Filter the data below for the string "সরবর" and copy each matching line.

++++ Extracted data ++++

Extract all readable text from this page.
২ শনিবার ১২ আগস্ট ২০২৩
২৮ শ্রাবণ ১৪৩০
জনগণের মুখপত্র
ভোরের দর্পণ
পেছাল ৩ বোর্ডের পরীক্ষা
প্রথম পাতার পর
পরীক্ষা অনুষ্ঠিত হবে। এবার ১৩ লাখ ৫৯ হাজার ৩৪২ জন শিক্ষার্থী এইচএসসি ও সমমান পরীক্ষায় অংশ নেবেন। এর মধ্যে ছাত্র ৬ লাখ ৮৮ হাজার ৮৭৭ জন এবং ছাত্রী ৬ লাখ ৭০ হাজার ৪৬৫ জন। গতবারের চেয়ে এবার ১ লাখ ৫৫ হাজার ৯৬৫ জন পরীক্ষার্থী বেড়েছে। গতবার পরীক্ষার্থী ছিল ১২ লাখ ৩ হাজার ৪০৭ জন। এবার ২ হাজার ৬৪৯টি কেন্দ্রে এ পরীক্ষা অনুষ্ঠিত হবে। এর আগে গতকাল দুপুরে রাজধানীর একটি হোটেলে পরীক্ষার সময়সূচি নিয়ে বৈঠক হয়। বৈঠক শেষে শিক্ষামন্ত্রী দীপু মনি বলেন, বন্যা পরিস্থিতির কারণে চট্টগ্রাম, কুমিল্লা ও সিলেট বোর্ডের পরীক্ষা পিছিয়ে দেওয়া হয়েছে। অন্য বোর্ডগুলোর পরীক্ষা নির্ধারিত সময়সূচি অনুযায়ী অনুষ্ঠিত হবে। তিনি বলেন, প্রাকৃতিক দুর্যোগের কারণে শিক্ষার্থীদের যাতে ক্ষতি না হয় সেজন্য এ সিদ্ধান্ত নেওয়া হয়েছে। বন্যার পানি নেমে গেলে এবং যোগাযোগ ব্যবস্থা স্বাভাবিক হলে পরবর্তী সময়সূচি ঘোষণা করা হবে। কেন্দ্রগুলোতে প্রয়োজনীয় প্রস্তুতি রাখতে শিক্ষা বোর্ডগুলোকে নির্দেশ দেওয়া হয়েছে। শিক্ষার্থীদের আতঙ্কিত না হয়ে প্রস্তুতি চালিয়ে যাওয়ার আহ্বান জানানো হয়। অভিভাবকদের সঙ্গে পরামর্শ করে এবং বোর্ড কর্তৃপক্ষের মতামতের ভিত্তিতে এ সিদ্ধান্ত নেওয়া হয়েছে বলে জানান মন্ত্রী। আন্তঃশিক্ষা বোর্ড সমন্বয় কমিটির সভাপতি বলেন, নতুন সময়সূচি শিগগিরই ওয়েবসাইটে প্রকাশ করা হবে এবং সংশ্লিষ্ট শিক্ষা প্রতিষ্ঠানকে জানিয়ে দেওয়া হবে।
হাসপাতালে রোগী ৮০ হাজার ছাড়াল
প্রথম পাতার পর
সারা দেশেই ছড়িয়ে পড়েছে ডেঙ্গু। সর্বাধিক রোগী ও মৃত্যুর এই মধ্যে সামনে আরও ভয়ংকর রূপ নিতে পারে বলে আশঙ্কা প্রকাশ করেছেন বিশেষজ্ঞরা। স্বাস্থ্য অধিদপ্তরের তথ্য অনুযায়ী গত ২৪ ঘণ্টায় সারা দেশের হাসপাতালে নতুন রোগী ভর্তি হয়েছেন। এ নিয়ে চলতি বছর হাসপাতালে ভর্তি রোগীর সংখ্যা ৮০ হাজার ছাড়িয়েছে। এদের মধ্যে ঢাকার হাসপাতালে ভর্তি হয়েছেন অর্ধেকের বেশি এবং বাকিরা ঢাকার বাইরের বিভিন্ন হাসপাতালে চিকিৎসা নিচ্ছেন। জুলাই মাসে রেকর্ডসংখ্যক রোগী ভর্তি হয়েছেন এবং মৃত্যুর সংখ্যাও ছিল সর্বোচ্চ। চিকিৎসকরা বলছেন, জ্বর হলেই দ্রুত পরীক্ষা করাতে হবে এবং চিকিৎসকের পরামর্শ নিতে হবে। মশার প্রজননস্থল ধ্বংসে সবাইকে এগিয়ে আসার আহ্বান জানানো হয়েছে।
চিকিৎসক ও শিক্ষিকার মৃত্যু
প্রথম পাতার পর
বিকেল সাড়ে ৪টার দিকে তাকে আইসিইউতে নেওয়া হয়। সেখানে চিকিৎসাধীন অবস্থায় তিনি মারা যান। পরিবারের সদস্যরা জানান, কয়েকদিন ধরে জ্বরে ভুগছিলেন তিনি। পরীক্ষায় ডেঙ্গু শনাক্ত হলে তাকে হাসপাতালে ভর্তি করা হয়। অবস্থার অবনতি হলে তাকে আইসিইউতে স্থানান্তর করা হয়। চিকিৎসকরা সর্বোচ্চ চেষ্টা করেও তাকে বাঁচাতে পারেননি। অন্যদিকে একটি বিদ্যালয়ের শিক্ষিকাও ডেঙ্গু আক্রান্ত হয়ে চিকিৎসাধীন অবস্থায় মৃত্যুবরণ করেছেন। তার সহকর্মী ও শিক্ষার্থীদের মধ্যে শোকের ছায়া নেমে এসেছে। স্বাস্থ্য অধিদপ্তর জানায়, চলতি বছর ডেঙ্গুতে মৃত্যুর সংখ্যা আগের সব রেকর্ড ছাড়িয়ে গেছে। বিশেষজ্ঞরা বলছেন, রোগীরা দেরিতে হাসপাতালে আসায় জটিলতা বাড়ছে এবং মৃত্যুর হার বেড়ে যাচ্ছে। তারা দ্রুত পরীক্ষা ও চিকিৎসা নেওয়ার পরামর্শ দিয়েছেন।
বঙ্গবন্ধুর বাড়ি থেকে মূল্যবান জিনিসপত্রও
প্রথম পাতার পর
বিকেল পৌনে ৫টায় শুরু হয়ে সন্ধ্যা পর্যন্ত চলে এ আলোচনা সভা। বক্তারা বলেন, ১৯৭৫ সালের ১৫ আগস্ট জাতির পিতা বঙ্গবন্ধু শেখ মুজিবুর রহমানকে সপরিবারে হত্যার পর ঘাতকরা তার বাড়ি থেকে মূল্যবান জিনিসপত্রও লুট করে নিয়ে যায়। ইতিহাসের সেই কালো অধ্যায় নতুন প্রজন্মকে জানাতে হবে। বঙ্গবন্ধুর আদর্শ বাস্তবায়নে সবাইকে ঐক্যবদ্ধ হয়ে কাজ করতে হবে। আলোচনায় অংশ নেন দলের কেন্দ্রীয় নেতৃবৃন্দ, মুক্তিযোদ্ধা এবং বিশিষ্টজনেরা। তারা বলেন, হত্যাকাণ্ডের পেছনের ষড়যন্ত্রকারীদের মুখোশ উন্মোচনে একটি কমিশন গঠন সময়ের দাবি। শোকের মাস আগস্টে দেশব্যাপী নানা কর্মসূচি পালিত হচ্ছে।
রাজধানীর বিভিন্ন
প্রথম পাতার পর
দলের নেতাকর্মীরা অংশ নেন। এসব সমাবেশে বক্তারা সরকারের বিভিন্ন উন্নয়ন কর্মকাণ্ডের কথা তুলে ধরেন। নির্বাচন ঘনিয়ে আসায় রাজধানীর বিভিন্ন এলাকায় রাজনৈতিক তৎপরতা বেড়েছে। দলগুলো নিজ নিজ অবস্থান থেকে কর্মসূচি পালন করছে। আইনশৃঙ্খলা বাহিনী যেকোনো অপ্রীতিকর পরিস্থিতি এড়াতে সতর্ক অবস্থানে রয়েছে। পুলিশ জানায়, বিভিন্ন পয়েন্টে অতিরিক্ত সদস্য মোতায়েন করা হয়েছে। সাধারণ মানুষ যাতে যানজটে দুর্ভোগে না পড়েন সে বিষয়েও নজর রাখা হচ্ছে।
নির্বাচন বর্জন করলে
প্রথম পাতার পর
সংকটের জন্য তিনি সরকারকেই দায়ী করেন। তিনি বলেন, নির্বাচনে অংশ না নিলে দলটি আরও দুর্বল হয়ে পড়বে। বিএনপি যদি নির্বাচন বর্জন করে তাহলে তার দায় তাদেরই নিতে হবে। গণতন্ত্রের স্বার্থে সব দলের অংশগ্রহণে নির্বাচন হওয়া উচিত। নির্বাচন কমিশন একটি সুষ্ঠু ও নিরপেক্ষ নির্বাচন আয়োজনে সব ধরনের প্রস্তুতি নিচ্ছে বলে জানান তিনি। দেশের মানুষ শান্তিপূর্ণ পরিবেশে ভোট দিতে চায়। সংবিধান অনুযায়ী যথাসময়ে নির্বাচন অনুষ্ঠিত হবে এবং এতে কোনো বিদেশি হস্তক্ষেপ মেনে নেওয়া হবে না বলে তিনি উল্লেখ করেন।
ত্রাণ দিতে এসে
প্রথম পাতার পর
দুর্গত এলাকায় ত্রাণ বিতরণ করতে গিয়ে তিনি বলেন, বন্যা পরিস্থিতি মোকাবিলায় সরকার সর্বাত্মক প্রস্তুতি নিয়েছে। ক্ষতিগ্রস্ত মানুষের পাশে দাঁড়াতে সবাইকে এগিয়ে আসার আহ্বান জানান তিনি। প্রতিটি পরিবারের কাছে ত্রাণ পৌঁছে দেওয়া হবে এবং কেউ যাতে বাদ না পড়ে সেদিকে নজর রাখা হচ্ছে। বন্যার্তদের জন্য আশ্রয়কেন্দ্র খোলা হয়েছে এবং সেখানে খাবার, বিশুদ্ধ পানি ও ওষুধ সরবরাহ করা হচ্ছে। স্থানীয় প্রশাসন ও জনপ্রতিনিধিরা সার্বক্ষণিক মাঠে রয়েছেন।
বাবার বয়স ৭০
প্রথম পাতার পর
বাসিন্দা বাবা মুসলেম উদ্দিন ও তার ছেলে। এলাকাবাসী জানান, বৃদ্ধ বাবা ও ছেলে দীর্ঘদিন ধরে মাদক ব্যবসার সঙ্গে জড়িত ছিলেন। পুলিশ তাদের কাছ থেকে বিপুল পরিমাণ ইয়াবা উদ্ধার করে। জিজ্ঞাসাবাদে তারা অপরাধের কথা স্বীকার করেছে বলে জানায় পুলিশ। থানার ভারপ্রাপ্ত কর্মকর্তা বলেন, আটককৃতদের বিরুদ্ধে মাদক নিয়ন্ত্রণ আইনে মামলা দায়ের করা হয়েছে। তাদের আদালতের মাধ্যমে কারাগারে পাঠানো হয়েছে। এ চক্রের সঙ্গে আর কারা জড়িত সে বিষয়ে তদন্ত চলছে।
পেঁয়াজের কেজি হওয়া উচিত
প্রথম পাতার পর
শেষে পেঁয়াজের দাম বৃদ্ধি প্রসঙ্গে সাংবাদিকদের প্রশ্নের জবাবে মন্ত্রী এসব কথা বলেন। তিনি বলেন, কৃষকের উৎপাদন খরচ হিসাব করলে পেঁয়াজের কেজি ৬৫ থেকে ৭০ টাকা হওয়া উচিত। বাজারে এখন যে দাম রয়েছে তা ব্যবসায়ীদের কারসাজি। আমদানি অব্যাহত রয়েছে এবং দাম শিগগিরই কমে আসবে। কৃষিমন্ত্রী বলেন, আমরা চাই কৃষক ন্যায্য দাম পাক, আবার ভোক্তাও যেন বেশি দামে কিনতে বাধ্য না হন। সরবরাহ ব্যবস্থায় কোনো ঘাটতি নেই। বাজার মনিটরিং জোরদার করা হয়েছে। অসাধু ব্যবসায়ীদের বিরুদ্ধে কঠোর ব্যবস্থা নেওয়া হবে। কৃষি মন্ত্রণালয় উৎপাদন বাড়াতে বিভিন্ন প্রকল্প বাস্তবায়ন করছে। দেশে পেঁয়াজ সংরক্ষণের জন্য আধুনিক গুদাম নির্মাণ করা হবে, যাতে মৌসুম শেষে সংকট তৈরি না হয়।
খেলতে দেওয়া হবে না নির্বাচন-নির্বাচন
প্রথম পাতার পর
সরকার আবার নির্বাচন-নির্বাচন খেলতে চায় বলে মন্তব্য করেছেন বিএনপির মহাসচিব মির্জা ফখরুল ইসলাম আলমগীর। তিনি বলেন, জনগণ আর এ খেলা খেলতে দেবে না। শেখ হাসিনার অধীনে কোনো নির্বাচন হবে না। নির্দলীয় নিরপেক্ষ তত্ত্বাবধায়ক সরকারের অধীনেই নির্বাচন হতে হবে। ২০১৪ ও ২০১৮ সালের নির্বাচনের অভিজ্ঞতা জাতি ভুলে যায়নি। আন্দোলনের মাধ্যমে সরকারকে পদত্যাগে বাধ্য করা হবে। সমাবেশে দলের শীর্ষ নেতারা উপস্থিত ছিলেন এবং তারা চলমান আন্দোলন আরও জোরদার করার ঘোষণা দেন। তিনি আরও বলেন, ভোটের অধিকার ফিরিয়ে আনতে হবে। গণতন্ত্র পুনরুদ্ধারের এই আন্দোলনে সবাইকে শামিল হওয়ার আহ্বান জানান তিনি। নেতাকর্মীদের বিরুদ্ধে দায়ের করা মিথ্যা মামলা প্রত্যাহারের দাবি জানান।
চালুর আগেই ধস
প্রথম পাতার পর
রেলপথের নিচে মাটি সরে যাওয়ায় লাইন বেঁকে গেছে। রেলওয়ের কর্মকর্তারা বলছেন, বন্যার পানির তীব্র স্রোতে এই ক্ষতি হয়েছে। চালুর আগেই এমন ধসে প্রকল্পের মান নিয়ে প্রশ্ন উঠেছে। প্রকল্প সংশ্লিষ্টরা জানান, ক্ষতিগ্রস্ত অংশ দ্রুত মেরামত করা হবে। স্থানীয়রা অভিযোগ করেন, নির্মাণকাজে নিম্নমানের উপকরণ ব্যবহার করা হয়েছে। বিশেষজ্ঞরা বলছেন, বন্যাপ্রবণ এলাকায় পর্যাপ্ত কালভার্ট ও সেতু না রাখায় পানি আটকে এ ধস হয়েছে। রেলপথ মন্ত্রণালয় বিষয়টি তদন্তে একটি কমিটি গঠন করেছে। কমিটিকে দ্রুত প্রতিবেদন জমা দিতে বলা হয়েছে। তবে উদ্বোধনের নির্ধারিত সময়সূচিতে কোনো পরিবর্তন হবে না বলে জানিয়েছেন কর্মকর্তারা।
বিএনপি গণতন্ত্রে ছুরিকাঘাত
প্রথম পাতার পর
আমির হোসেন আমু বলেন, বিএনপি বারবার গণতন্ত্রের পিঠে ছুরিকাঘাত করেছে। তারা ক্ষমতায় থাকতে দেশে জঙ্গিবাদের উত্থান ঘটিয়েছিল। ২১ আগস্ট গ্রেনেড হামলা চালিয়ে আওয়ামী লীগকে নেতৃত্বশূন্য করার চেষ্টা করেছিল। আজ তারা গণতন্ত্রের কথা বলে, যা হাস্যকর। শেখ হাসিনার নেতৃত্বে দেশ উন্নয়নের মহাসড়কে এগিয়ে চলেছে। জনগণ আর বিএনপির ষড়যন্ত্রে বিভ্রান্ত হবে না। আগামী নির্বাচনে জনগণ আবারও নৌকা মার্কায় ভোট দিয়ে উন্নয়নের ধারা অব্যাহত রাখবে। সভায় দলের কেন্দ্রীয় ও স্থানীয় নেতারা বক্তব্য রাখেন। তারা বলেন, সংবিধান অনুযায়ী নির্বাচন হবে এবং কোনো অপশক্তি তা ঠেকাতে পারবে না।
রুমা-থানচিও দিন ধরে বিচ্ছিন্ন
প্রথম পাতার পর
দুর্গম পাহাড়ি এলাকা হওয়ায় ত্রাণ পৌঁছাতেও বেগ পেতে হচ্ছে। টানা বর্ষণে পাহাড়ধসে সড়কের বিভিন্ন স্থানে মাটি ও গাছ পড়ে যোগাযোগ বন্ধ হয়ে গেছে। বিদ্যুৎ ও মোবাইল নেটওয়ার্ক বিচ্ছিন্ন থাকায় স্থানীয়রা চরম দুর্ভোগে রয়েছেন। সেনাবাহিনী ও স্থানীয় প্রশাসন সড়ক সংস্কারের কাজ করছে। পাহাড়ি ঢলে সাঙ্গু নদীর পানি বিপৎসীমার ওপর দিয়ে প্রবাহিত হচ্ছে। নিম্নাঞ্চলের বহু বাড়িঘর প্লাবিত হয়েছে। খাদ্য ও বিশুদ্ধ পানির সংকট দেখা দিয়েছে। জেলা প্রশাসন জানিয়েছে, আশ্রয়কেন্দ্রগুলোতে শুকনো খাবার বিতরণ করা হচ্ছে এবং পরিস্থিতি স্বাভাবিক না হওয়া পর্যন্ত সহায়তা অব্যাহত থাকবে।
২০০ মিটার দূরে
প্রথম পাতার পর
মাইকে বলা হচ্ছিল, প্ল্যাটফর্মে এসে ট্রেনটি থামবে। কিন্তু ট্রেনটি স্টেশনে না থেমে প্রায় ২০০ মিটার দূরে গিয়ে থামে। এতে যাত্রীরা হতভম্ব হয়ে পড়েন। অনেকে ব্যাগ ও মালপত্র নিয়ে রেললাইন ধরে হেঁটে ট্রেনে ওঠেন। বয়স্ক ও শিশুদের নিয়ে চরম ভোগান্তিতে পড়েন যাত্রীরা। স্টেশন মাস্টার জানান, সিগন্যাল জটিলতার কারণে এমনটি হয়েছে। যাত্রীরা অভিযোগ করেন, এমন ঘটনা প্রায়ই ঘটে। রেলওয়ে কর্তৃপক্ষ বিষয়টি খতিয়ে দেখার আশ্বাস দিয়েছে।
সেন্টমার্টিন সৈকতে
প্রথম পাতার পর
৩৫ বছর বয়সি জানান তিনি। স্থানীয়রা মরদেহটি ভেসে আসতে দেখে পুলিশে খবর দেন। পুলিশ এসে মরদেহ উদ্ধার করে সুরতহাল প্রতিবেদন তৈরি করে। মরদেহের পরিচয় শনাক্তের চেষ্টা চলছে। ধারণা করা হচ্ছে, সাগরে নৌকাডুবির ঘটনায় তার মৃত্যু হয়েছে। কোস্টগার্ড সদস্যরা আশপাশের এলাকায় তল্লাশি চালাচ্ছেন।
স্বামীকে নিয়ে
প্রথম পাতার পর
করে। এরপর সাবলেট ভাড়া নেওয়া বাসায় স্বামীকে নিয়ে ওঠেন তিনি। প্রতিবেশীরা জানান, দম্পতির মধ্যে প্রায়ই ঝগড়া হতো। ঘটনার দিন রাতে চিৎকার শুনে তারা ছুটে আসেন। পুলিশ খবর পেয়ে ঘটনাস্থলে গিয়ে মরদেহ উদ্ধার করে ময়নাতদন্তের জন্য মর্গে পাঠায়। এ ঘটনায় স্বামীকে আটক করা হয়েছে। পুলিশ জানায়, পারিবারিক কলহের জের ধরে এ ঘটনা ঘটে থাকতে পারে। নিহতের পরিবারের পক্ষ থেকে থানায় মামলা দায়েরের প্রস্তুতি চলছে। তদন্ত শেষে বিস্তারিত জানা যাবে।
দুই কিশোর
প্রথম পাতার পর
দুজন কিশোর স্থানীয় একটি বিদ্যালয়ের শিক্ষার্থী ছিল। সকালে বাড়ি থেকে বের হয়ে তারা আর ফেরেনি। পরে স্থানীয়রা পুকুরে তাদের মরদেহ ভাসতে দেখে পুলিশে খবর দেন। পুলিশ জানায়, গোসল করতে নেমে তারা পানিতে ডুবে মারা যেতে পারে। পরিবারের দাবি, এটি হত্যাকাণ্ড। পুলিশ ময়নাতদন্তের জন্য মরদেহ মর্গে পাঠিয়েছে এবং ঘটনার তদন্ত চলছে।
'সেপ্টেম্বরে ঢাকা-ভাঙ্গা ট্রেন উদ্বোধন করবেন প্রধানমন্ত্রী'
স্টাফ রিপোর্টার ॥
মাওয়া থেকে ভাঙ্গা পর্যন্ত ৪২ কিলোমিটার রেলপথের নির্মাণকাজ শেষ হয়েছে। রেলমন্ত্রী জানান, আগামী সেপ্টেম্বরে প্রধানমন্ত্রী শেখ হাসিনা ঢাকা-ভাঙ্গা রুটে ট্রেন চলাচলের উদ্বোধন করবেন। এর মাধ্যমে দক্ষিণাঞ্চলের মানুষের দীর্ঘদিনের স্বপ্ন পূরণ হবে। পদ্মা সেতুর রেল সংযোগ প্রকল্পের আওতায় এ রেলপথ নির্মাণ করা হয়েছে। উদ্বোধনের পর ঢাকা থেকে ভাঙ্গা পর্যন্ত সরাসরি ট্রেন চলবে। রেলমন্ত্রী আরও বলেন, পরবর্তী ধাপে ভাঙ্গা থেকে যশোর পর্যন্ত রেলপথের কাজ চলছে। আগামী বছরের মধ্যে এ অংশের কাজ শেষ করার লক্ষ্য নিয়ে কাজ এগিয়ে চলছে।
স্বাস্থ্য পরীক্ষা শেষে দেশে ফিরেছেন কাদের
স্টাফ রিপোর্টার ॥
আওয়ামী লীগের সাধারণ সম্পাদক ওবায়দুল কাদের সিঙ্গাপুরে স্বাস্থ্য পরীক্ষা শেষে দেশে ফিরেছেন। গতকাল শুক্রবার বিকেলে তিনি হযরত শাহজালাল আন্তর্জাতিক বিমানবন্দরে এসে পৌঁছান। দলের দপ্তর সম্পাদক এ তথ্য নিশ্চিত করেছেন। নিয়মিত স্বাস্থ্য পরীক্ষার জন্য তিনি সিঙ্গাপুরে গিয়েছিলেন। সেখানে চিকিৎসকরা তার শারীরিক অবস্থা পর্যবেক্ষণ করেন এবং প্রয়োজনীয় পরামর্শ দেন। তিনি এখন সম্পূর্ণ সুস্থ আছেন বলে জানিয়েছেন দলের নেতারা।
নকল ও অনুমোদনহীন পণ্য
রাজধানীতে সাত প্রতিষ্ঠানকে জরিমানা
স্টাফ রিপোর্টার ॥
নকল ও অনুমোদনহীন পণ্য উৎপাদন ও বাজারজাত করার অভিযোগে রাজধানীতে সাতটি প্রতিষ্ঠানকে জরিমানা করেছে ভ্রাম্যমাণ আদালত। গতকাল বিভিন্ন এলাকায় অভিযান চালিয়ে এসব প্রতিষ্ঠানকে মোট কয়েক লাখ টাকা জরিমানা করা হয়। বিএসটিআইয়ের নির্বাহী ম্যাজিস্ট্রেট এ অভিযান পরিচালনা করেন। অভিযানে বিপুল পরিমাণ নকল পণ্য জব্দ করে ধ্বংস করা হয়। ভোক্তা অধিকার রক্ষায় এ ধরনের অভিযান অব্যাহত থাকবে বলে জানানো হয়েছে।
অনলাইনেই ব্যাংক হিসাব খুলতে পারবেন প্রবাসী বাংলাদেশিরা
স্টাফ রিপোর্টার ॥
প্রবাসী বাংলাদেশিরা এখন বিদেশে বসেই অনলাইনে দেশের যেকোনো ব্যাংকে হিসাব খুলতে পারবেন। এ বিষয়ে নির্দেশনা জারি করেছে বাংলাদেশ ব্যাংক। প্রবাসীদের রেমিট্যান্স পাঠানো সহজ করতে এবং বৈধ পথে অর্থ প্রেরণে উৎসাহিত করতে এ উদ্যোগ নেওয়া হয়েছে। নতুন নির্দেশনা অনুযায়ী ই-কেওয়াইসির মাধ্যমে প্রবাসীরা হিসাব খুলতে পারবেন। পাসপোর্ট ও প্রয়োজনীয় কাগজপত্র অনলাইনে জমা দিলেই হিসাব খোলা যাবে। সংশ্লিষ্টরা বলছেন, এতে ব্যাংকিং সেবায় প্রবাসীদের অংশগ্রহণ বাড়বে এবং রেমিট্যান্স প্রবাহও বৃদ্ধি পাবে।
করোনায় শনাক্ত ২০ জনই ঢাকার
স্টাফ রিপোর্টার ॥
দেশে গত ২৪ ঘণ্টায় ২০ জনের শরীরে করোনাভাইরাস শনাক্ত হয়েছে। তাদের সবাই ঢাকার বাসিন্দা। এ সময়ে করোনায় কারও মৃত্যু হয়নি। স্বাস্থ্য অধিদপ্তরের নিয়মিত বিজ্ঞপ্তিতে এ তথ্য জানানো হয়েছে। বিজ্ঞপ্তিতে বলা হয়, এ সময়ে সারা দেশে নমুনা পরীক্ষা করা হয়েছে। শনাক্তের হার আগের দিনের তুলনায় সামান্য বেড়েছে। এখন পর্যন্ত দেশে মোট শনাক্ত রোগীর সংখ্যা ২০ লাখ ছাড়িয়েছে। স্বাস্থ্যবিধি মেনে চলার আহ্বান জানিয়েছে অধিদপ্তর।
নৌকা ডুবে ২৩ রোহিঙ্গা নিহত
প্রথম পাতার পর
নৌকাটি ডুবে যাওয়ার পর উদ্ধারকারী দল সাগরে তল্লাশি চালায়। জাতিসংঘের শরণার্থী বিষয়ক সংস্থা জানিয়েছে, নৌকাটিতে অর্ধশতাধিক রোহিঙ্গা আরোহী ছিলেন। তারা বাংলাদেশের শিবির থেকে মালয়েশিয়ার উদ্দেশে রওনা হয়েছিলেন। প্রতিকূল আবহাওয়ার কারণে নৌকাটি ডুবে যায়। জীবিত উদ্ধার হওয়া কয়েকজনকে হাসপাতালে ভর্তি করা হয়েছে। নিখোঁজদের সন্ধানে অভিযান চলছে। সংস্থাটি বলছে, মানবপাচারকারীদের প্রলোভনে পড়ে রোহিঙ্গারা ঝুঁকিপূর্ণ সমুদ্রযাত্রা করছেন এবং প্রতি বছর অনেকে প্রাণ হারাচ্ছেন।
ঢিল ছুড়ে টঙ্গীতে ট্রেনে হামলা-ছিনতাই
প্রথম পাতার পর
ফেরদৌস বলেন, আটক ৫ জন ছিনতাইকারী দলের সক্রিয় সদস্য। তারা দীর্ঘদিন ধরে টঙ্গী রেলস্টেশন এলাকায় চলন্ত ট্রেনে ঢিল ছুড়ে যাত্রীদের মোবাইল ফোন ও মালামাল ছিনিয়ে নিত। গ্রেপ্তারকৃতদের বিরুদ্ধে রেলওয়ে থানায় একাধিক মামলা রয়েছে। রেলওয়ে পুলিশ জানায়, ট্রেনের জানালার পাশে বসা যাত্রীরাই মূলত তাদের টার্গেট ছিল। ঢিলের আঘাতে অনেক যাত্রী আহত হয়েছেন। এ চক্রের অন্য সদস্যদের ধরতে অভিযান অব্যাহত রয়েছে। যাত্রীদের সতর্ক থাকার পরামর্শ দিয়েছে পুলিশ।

++++

* [The reply]:
দুর্গত এলাকায় ত্রাণ বিতরণ করতে গিয়ে তিনি বলেন, বন্যা পরিস্থিতি মোকাবিলায় সরকার সর্বাত্মক প্রস্তুতি নিয়েছে। ক্ষতিগ্রস্ত মানুষের পাশে দাঁড়াতে সবাইকে এগিয়ে আসার আহ্বান জানান তিনি। প্রতিটি পরিবারের কাছে ত্রাণ পৌঁছে দেওয়া হবে এবং কেউ যাতে বাদ না পড়ে সেদিকে নজর রাখা হচ্ছে। বন্যার্তদের জন্য আশ্রয়কেন্দ্র খোলা হয়েছে এবং সেখানে খাবার, বিশুদ্ধ পানি ও ওষুধ সরবরাহ করা হচ্ছে। স্থানীয় প্রশাসন ও জনপ্রতিনিধিরা সার্বক্ষণিক মাঠে রয়েছেন।
শেষে পেঁয়াজের দাম বৃদ্ধি প্রসঙ্গে সাংবাদিকদের প্রশ্নের জবাবে মন্ত্রী এসব কথা বলেন। তিনি বলেন, কৃষকের উৎপাদন খরচ হিসাব করলে পেঁয়াজের কেজি ৬৫ থেকে ৭০ টাকা হওয়া উচিত। বাজারে এখন যে দাম রয়েছে তা ব্যবসায়ীদের কারসাজি। আমদানি অব্যাহত রয়েছে এবং দাম শিগগিরই কমে আসবে। কৃষিমন্ত্রী বলেন, আমরা চাই কৃষক ন্যায্য দাম পাক, আবার ভোক্তাও যেন বেশি দামে কিনতে বাধ্য না হন। সরবরাহ ব্যবস্থায় কোনো ঘাটতি নেই। বাজার মনিটরিং জোরদার করা হয়েছে। অসাধু ব্যবসায়ীদের বিরুদ্ধে কঠোর ব্যবস্থা নেওয়া হবে। কৃষি মন্ত্রণালয় উৎপাদন বাড়াতে বিভিন্ন প্রকল্প বাস্তবায়ন করছে। দেশে পেঁয়াজ সংরক্ষণের জন্য আধুনিক গুদাম নির্মাণ করা হবে, যাতে মৌসুম শেষে সংকট তৈরি না হয়।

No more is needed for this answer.